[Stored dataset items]
###

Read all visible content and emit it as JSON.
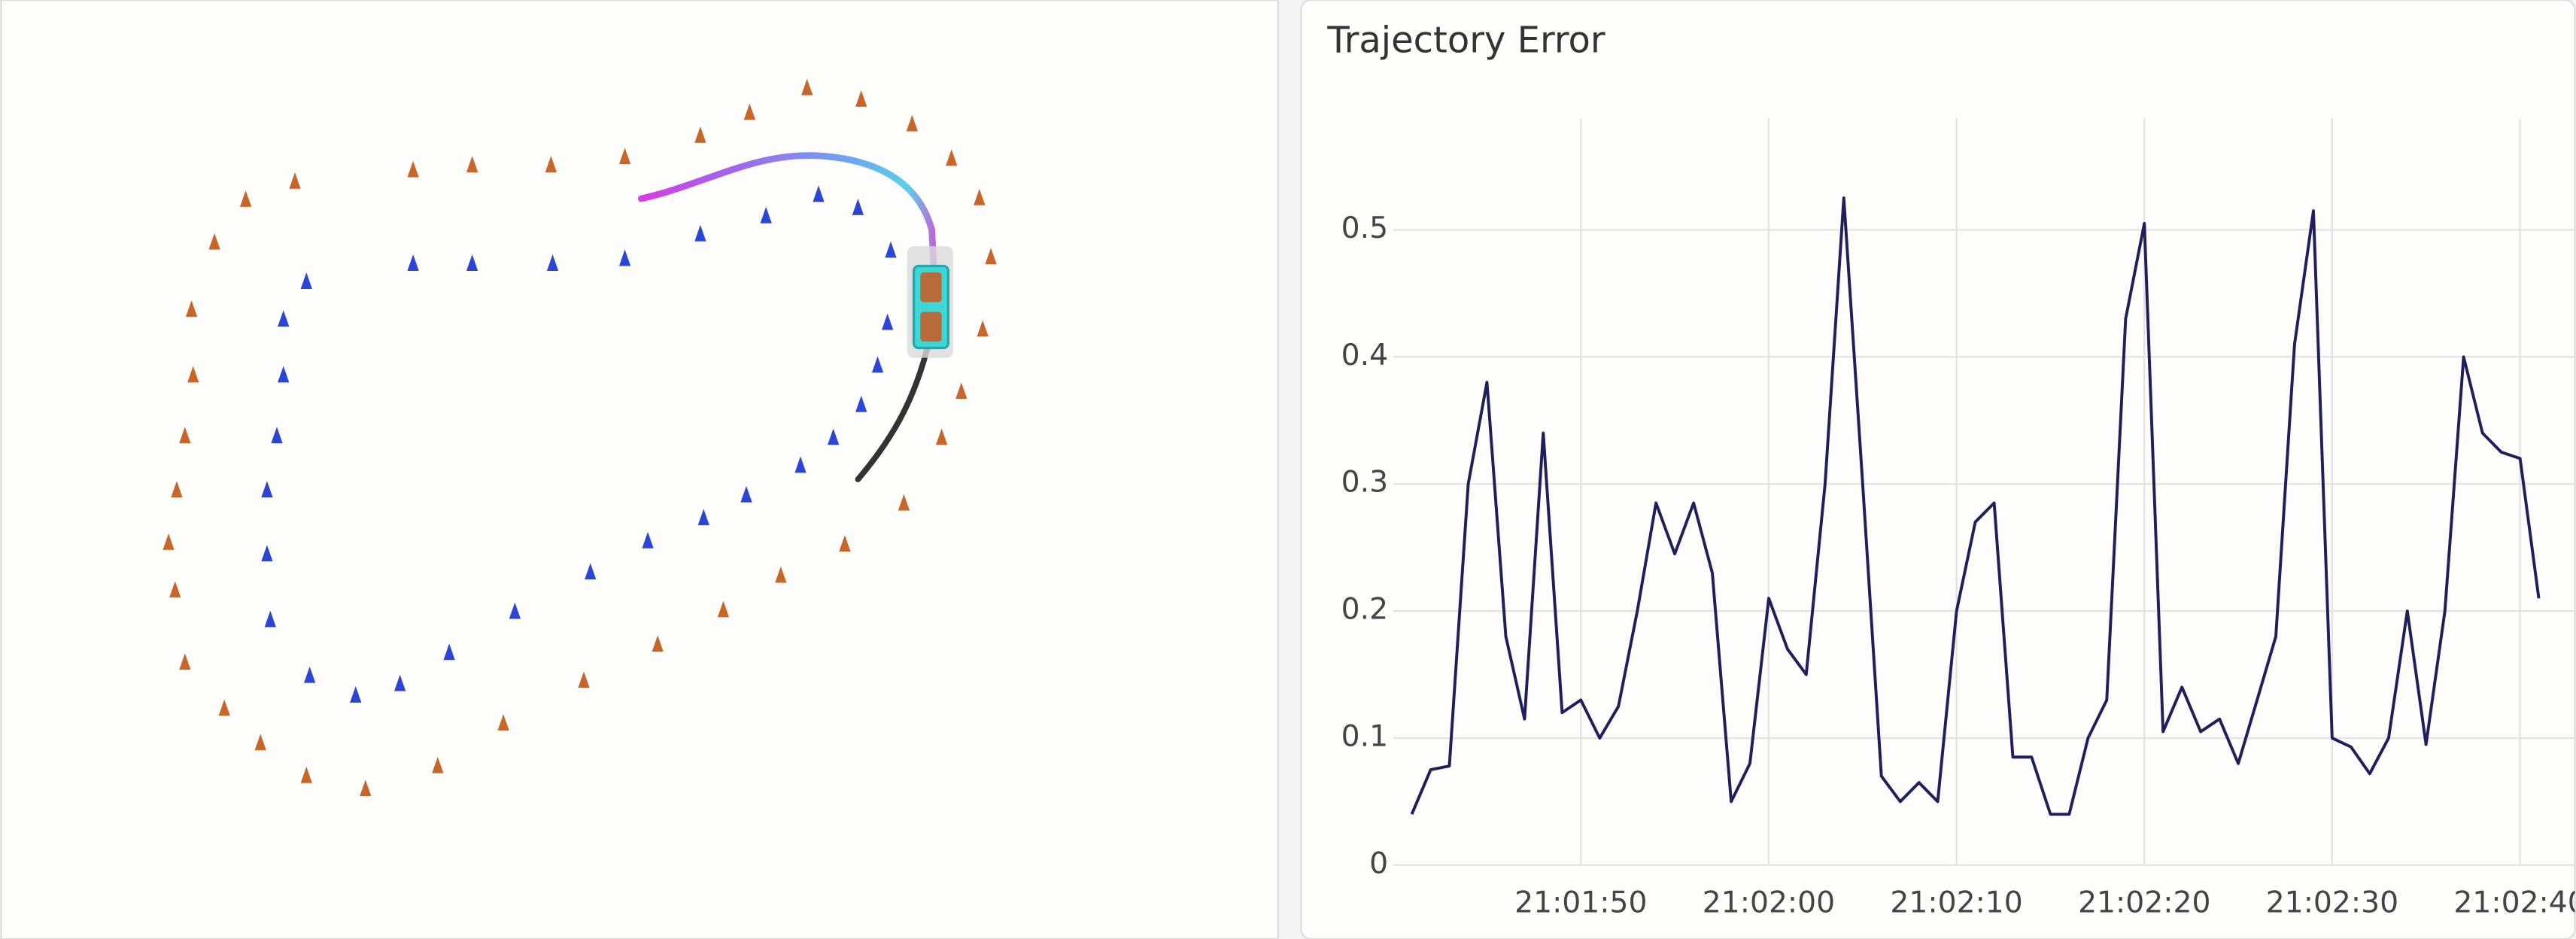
{
  "chart_data": {
    "type": "line",
    "title": "Trajectory Error",
    "x": [
      "21:01:41",
      "21:01:42",
      "21:01:43",
      "21:01:44",
      "21:01:45",
      "21:01:46",
      "21:01:47",
      "21:01:48",
      "21:01:49",
      "21:01:50",
      "21:01:51",
      "21:01:52",
      "21:01:53",
      "21:01:54",
      "21:01:55",
      "21:01:56",
      "21:01:57",
      "21:01:58",
      "21:01:59",
      "21:02:00",
      "21:02:01",
      "21:02:02",
      "21:02:03",
      "21:02:04",
      "21:02:05",
      "21:02:06",
      "21:02:07",
      "21:02:08",
      "21:02:09",
      "21:02:10",
      "21:02:11",
      "21:02:12",
      "21:02:13",
      "21:02:14",
      "21:02:15",
      "21:02:16",
      "21:02:17",
      "21:02:18",
      "21:02:19",
      "21:02:20",
      "21:02:21",
      "21:02:22",
      "21:02:23",
      "21:02:24",
      "21:02:25",
      "21:02:26",
      "21:02:27",
      "21:02:28",
      "21:02:29",
      "21:02:30",
      "21:02:31",
      "21:02:32",
      "21:02:33",
      "21:02:34",
      "21:02:35",
      "21:02:36",
      "21:02:37",
      "21:02:38",
      "21:02:39",
      "21:02:40",
      "21:02:41"
    ],
    "series": [
      {
        "color": "#1f1f5e",
        "values": [
          0.04,
          0.075,
          0.078,
          0.3,
          0.38,
          0.18,
          0.115,
          0.34,
          0.12,
          0.13,
          0.1,
          0.125,
          0.2,
          0.285,
          0.245,
          0.285,
          0.23,
          0.05,
          0.08,
          0.21,
          0.17,
          0.15,
          0.3,
          0.525,
          0.3,
          0.07,
          0.05,
          0.065,
          0.05,
          0.2,
          0.27,
          0.285,
          0.085,
          0.085,
          0.04,
          0.04,
          0.1,
          0.13,
          0.43,
          0.505,
          0.105,
          0.14,
          0.105,
          0.115,
          0.08,
          0.13,
          0.18,
          0.41,
          0.515,
          0.1,
          0.093,
          0.072,
          0.1,
          0.2,
          0.095,
          0.2,
          0.4,
          0.34,
          0.325,
          0.32,
          0.21
        ]
      }
    ],
    "xlim": [
      "21:01:40",
      "21:02:41"
    ],
    "xticks": [
      "21:01:50",
      "21:02:00",
      "21:02:10",
      "21:02:20",
      "21:02:30",
      "21:02:40"
    ],
    "ylim": [
      0,
      0.6
    ],
    "yticks": [
      0,
      0.1,
      0.2,
      0.3,
      0.4,
      0.5
    ],
    "grid": true
  }
}
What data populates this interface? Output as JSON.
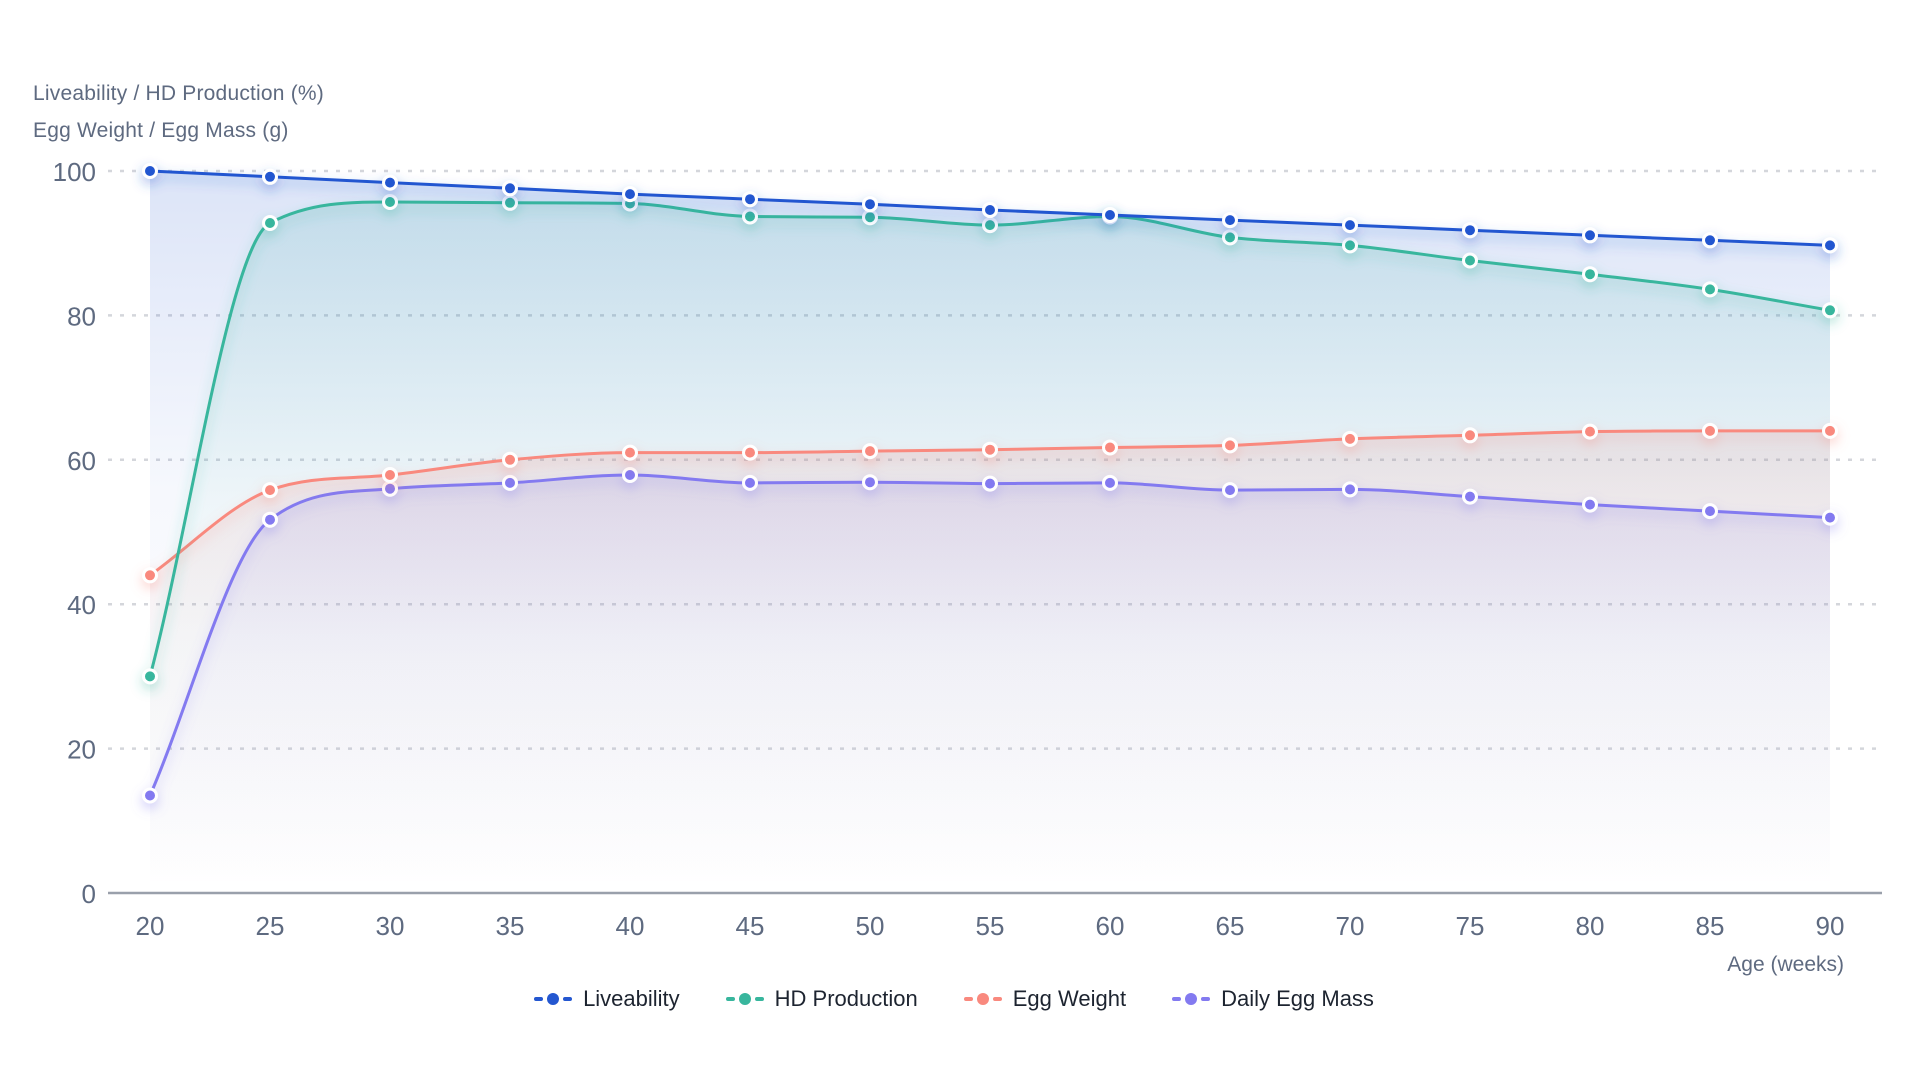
{
  "chart_data": {
    "type": "line",
    "title": "",
    "x_axis_label": "Age (weeks)",
    "y_axis_label_line1": "Liveability / HD Production (%)",
    "y_axis_label_line2": "Egg Weight / Egg Mass (g)",
    "x": [
      20,
      25,
      30,
      35,
      40,
      45,
      50,
      55,
      60,
      65,
      70,
      75,
      80,
      85,
      90
    ],
    "yticks": [
      0,
      20,
      40,
      60,
      80,
      100
    ],
    "ylim": [
      0,
      100
    ],
    "grid": "horizontal-dashed",
    "legend_position": "bottom-center",
    "marker": "circle-with-white-ring",
    "series": [
      {
        "name": "Liveability",
        "color": "#2457d0",
        "values": [
          100,
          99.2,
          98.4,
          97.6,
          96.8,
          96.1,
          95.4,
          94.6,
          93.9,
          93.2,
          92.5,
          91.8,
          91.1,
          90.4,
          89.7
        ]
      },
      {
        "name": "HD Production",
        "color": "#38b69d",
        "values": [
          30,
          92.8,
          95.7,
          95.6,
          95.5,
          93.7,
          93.6,
          92.5,
          93.7,
          90.8,
          89.7,
          87.6,
          85.7,
          83.6,
          80.7
        ]
      },
      {
        "name": "Egg Weight",
        "color": "#f9897e",
        "values": [
          44,
          55.8,
          57.9,
          60,
          61,
          61,
          61.2,
          61.4,
          61.7,
          62,
          62.9,
          63.4,
          63.9,
          64,
          64
        ]
      },
      {
        "name": "Daily Egg Mass",
        "color": "#837af0",
        "values": [
          13.5,
          51.7,
          56,
          56.8,
          57.9,
          56.8,
          56.9,
          56.7,
          56.8,
          55.8,
          55.9,
          54.9,
          53.8,
          52.9,
          52
        ]
      }
    ],
    "text_colors": {
      "axis": "#5e6a80",
      "legend": "#1d2430"
    },
    "grid_color": "#d4d6db",
    "axis_line_color": "#9aa0ab"
  }
}
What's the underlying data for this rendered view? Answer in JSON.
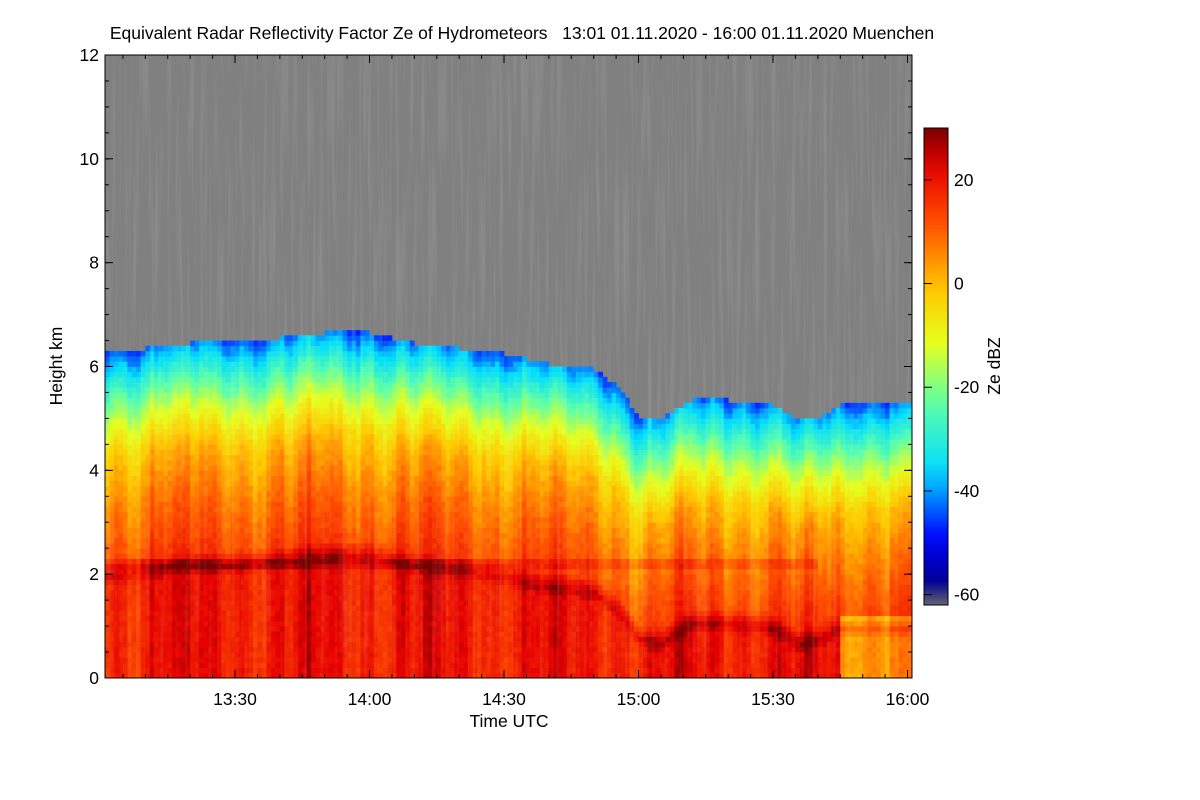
{
  "chart_data": {
    "type": "heatmap",
    "title": "Equivalent Radar Reflectivity Factor Ze of Hydrometeors   13:01 01.11.2020 - 16:00 01.11.2020 Muenchen",
    "xlabel": "Time UTC",
    "ylabel": "Height km",
    "colorbar_label": "Ze dBZ",
    "x_range_minutes": [
      781,
      961
    ],
    "x_ticks": [
      {
        "minute": 810,
        "label": "13:30"
      },
      {
        "minute": 840,
        "label": "14:00"
      },
      {
        "minute": 870,
        "label": "14:30"
      },
      {
        "minute": 900,
        "label": "15:00"
      },
      {
        "minute": 930,
        "label": "15:30"
      },
      {
        "minute": 960,
        "label": "16:00"
      }
    ],
    "ylim": [
      0,
      12
    ],
    "y_ticks": [
      0,
      2,
      4,
      6,
      8,
      10,
      12
    ],
    "clim": [
      -62,
      30
    ],
    "c_ticks": [
      20,
      0,
      -20,
      -40,
      -60
    ],
    "no_signal_color": "#808080",
    "echo_top_km": [
      {
        "minute": 781,
        "km": 6.2
      },
      {
        "minute": 790,
        "km": 6.3
      },
      {
        "minute": 800,
        "km": 6.4
      },
      {
        "minute": 810,
        "km": 6.4
      },
      {
        "minute": 820,
        "km": 6.5
      },
      {
        "minute": 830,
        "km": 6.6
      },
      {
        "minute": 840,
        "km": 6.6
      },
      {
        "minute": 850,
        "km": 6.4
      },
      {
        "minute": 860,
        "km": 6.3
      },
      {
        "minute": 870,
        "km": 6.2
      },
      {
        "minute": 880,
        "km": 6.0
      },
      {
        "minute": 890,
        "km": 5.9
      },
      {
        "minute": 896,
        "km": 5.5
      },
      {
        "minute": 900,
        "km": 5.0
      },
      {
        "minute": 905,
        "km": 4.9
      },
      {
        "minute": 908,
        "km": 5.1
      },
      {
        "minute": 912,
        "km": 5.3
      },
      {
        "minute": 920,
        "km": 5.3
      },
      {
        "minute": 930,
        "km": 5.2
      },
      {
        "minute": 936,
        "km": 4.9
      },
      {
        "minute": 941,
        "km": 5.0
      },
      {
        "minute": 945,
        "km": 5.2
      },
      {
        "minute": 950,
        "km": 5.2
      },
      {
        "minute": 955,
        "km": 5.2
      },
      {
        "minute": 961,
        "km": 5.2
      }
    ],
    "bright_band_km": 2.15,
    "profile_km_vs_dbz": [
      {
        "km": 0,
        "dbz": 20
      },
      {
        "km": 2.0,
        "dbz": 20
      },
      {
        "km": 2.2,
        "dbz": 26
      },
      {
        "km": 2.5,
        "dbz": 14
      },
      {
        "km": 3.5,
        "dbz": 8
      },
      {
        "km": 4.5,
        "dbz": 0
      },
      {
        "km": 5.2,
        "dbz": -12
      },
      {
        "km": 5.8,
        "dbz": -25
      },
      {
        "km": 6.5,
        "dbz": -42
      }
    ]
  }
}
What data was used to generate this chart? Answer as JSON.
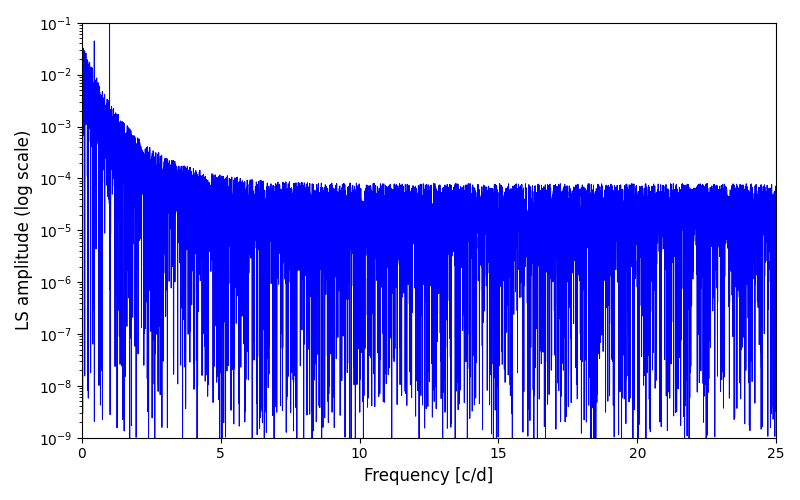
{
  "xlabel": "Frequency [c/d]",
  "ylabel": "LS amplitude (log scale)",
  "xlim": [
    0,
    25
  ],
  "ylim_log_min": -9,
  "ylim_log_max": -1,
  "line_color": "#0000ff",
  "line_width": 0.7,
  "background_color": "#ffffff",
  "n_points": 8000,
  "seed": 77,
  "peak_amplitude_log": -1.35,
  "noise_floor_log": -4.1,
  "decay_rate": 0.55,
  "min_dip_log": -9.2
}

###

**CHALLENGE:** Search the data for "title". Copy every matching line.

**RESPONSE TO THIS EXERCISE:**
    "title": "Trajectory Error",
    "title": "",
    "title": "Equivalent Radar Reflectivity Factor Ze of Hydrometeors   13:01 01.11.2020 - 16:00 01.11.2020 Muenchen",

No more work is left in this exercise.